# Challenge
Copy out the lines that have "COMPOSITAE" in them.

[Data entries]
◇ ◇ ◇ ◇

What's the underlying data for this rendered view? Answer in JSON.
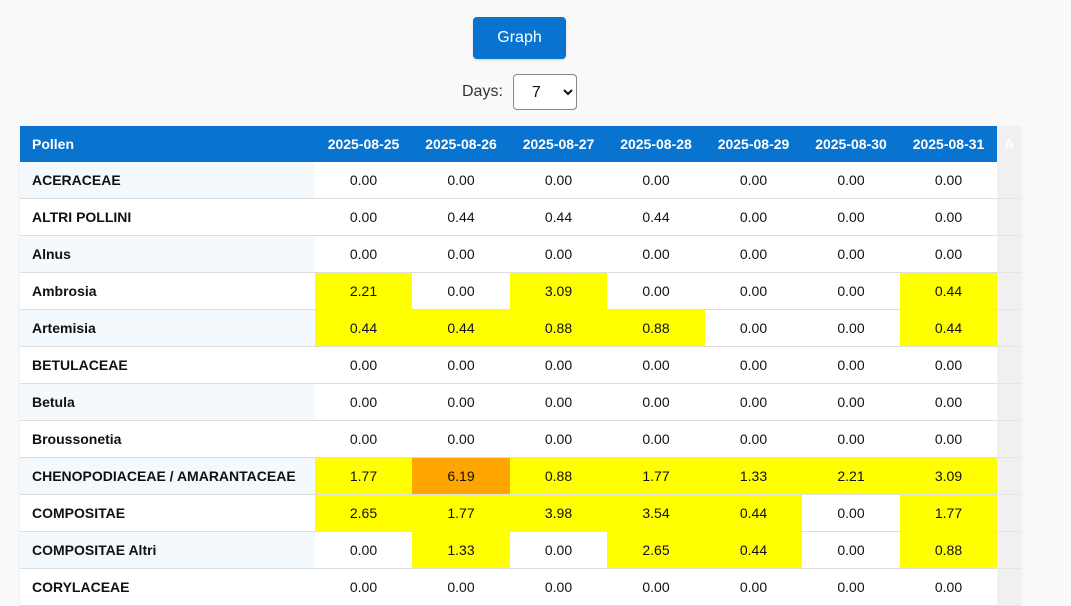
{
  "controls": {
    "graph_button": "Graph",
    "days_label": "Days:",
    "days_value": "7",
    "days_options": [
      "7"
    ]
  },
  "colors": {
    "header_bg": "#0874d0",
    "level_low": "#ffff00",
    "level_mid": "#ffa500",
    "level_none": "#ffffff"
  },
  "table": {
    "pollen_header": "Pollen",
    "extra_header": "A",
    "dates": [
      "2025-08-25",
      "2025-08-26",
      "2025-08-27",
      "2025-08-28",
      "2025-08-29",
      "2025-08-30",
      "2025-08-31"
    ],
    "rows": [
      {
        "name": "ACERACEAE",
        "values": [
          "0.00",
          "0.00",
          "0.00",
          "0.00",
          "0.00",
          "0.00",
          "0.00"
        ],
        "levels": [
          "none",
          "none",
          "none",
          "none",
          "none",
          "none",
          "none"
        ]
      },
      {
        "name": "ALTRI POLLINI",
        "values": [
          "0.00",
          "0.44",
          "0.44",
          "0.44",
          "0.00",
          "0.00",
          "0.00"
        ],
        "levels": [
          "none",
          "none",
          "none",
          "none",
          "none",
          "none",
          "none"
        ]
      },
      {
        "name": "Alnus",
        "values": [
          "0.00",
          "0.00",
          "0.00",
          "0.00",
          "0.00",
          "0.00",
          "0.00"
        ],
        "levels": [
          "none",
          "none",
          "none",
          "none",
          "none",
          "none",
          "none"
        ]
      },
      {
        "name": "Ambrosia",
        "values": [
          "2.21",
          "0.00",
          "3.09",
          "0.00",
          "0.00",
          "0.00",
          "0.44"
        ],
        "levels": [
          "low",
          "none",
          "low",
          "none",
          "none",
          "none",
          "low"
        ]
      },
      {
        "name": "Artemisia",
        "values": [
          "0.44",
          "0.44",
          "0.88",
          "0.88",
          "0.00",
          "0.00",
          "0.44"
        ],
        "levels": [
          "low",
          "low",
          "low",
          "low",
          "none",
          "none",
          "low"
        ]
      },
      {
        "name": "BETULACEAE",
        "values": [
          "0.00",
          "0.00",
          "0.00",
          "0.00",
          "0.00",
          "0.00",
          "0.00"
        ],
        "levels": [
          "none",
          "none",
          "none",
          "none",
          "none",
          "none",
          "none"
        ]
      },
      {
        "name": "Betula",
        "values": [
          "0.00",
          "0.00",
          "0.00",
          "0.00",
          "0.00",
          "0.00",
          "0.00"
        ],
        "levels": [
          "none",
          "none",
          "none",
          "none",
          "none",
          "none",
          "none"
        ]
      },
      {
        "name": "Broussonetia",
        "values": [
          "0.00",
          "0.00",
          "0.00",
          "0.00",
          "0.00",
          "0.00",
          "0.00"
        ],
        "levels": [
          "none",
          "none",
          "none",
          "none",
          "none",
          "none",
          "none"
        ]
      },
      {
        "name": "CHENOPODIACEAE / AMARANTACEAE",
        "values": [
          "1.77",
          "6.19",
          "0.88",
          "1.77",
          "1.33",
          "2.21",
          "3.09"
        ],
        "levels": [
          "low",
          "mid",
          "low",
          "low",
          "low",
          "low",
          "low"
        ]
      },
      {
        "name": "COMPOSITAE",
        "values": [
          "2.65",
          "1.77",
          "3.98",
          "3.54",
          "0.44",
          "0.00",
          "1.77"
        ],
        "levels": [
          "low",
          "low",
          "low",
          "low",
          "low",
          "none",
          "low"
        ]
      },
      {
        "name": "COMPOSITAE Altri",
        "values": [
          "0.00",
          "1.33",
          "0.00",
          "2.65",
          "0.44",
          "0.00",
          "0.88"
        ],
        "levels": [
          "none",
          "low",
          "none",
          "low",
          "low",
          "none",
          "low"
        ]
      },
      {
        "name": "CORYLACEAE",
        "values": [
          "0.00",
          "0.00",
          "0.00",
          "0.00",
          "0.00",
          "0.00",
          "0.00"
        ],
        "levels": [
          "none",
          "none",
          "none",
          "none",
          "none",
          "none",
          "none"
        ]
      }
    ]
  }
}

◇ ◇ ◇ ◇

# Answer for this exercise
        "name": "COMPOSITAE",
        "name": "COMPOSITAE Altri",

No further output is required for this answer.